TASK GOAL — Collect every line that includes the string "network".

(Stored items)
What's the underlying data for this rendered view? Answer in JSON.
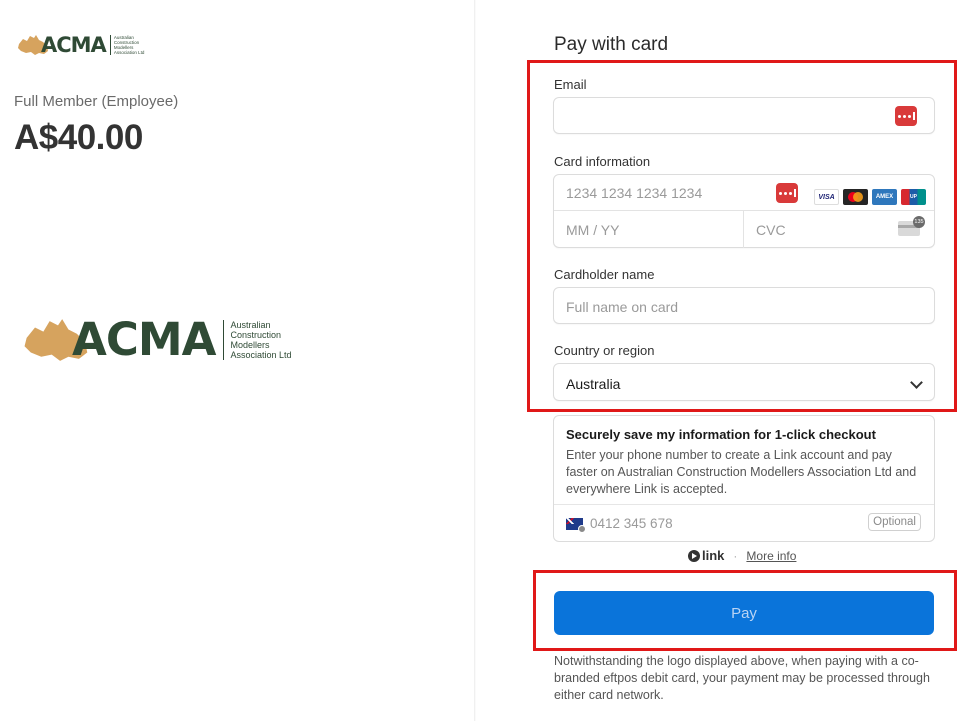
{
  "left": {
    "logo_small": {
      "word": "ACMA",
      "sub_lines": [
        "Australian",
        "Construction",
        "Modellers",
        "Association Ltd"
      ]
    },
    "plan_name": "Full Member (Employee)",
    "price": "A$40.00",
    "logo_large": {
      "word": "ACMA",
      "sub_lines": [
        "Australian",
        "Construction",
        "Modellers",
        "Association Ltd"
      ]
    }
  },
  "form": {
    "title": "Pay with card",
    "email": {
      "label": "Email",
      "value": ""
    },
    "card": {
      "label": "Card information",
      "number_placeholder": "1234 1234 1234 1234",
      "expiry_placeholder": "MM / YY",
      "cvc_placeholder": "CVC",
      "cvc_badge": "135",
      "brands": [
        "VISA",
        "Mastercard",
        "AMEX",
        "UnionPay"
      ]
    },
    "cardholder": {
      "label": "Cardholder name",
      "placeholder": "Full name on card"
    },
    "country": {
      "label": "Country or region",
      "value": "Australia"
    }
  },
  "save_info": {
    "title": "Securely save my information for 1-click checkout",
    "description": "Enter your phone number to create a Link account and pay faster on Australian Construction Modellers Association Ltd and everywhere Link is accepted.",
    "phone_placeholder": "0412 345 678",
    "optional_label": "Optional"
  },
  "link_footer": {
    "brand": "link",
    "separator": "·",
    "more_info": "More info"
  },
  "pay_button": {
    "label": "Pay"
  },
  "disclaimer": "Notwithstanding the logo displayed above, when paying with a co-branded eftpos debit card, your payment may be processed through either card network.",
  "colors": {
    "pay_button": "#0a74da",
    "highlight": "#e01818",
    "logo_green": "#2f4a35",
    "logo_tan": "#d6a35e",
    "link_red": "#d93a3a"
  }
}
* * *
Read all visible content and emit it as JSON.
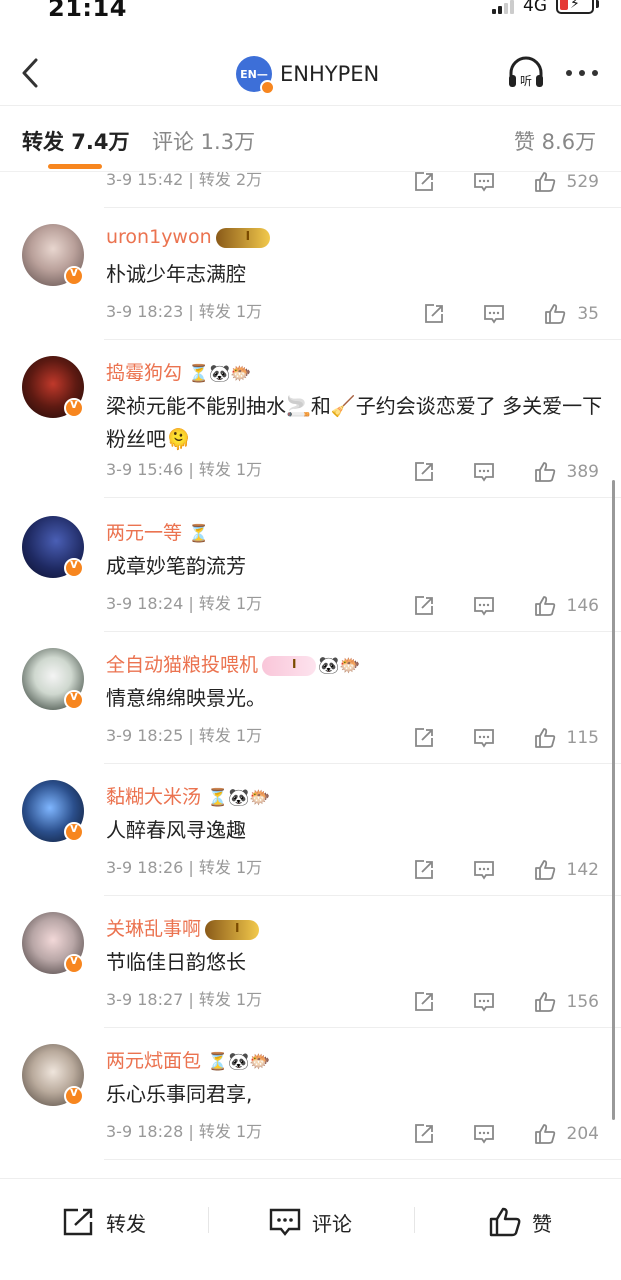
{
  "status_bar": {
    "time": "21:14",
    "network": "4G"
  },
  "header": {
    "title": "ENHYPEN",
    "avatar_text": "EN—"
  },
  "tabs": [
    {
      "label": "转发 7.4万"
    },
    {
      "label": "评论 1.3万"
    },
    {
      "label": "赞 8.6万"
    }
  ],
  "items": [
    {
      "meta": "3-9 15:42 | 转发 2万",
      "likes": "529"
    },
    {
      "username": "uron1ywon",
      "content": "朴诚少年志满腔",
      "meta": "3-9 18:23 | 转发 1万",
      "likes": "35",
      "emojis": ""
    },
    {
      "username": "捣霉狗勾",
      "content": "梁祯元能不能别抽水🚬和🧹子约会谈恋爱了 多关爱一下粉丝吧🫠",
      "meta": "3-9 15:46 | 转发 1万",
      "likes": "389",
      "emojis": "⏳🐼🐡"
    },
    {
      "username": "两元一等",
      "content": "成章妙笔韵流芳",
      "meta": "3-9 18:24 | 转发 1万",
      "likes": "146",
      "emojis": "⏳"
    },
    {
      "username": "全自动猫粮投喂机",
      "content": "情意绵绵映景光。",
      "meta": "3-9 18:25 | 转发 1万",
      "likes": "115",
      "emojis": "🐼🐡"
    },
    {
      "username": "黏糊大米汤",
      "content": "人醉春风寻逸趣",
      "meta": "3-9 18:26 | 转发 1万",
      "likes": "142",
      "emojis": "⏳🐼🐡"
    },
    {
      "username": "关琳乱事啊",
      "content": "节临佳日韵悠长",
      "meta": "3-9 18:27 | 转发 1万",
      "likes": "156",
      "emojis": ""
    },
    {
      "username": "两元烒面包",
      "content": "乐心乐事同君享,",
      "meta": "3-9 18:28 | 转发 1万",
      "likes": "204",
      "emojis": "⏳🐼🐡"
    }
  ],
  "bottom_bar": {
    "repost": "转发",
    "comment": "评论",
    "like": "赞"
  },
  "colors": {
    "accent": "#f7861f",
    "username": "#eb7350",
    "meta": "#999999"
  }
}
---
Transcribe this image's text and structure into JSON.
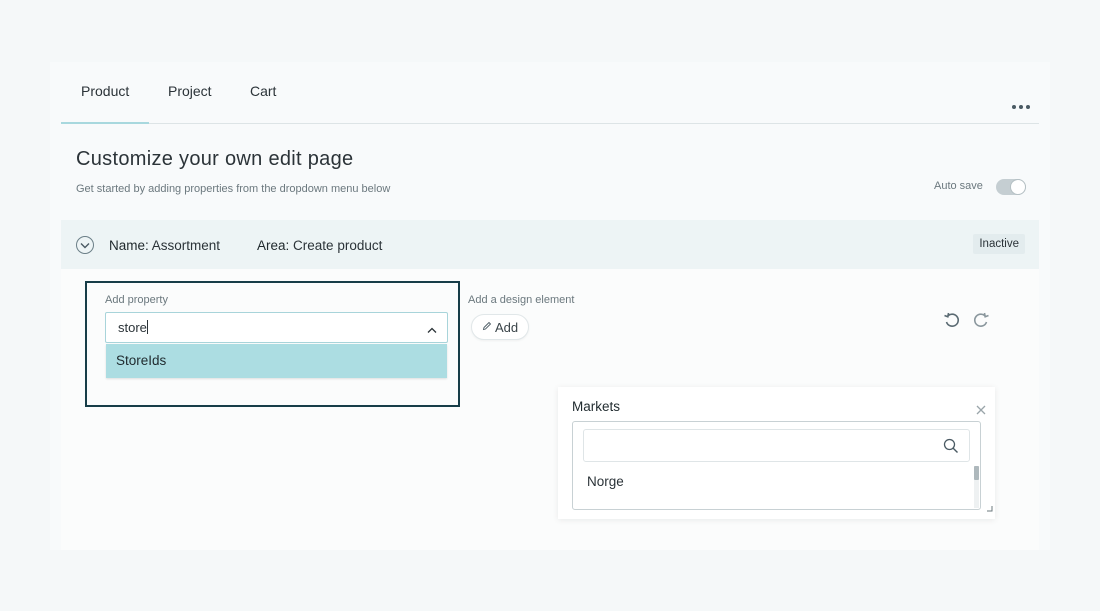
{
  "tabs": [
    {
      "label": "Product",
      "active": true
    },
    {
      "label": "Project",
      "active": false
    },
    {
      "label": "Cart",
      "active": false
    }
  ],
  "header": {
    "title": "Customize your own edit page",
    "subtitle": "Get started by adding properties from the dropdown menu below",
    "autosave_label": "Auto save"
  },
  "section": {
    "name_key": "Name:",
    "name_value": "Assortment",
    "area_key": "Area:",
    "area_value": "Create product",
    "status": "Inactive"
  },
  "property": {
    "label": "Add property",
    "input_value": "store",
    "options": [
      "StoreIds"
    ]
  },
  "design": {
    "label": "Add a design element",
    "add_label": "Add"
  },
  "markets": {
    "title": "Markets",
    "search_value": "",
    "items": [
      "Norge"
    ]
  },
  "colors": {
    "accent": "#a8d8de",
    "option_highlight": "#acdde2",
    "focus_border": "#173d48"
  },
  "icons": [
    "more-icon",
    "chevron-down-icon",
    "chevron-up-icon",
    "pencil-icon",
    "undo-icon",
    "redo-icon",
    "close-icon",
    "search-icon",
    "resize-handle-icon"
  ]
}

WRITTEN SOLUTION —
  "disclaimer": "Notwithstanding the logo displayed above, when paying with a co-branded eftpos debit card, your payment may be processed through either card network.",
    "network": "4G"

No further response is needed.